**Set exercise**
Skip any picture you find and retype all the remaining lines exactly.

**Dataset records**
....................

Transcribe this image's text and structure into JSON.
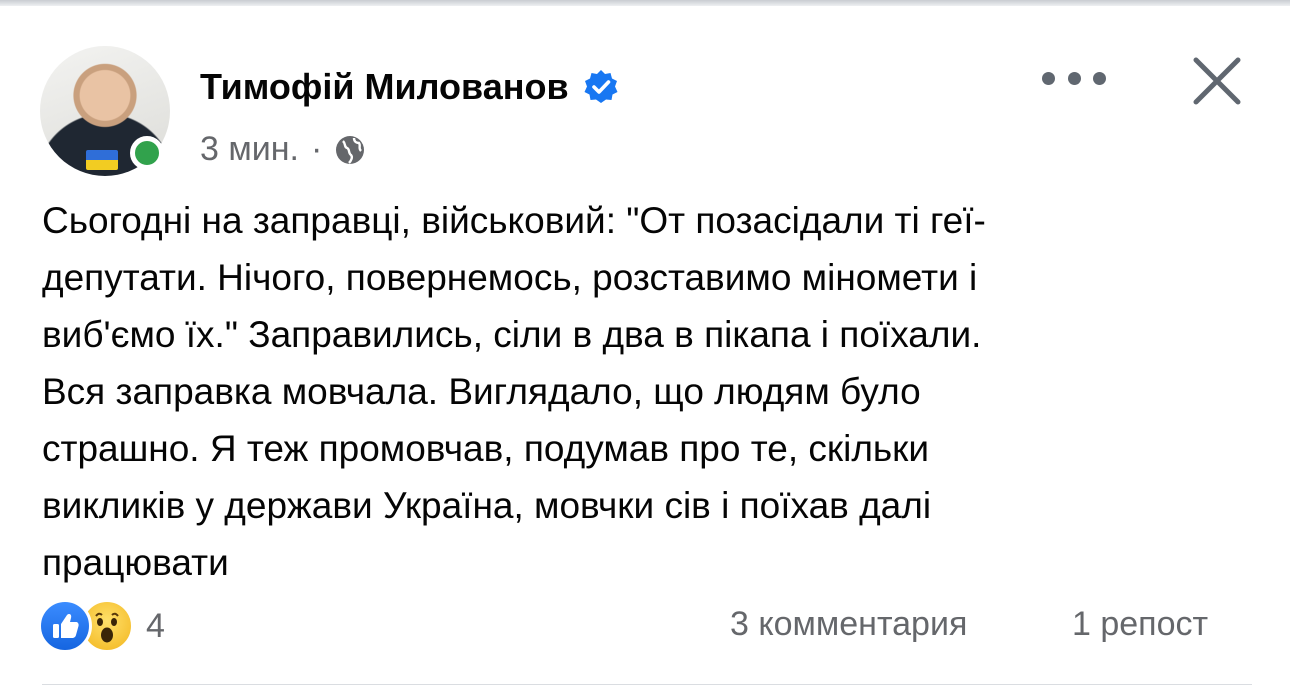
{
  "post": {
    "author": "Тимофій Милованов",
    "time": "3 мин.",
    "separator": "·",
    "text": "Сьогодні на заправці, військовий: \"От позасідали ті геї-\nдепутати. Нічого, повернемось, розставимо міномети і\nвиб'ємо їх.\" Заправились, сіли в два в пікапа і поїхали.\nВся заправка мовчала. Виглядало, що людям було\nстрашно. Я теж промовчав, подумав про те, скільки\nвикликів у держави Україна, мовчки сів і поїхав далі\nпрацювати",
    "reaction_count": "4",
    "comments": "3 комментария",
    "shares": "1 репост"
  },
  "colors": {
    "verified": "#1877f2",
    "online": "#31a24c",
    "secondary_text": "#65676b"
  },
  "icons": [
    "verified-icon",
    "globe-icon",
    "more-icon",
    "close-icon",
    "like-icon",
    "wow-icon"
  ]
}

....................

**The result**
Transcribe this image's text and structure into JSON.
{
  "post": {
    "author": "Тимофій Милованов",
    "time": "3 мин.",
    "separator": "·",
    "text": "Сьогодні на заправці, військовий: \"От позасідали ті геї-\nдепутати. Нічого, повернемось, розставимо міномети і\nвиб'ємо їх.\" Заправились, сіли в два в пікапа і поїхали.\nВся заправка мовчала. Виглядало, що людям було\nстрашно. Я теж промовчав, подумав про те, скільки\nвикликів у держави Україна, мовчки сів і поїхав далі\nпрацювати",
    "reaction_count": "4",
    "comments": "3 комментария",
    "shares": "1 репост"
  },
  "colors": {
    "verified": "#1877f2",
    "online": "#31a24c",
    "secondary_text": "#65676b"
  },
  "icons": [
    "verified-icon",
    "globe-icon",
    "more-icon",
    "close-icon",
    "like-icon",
    "wow-icon"
  ]
}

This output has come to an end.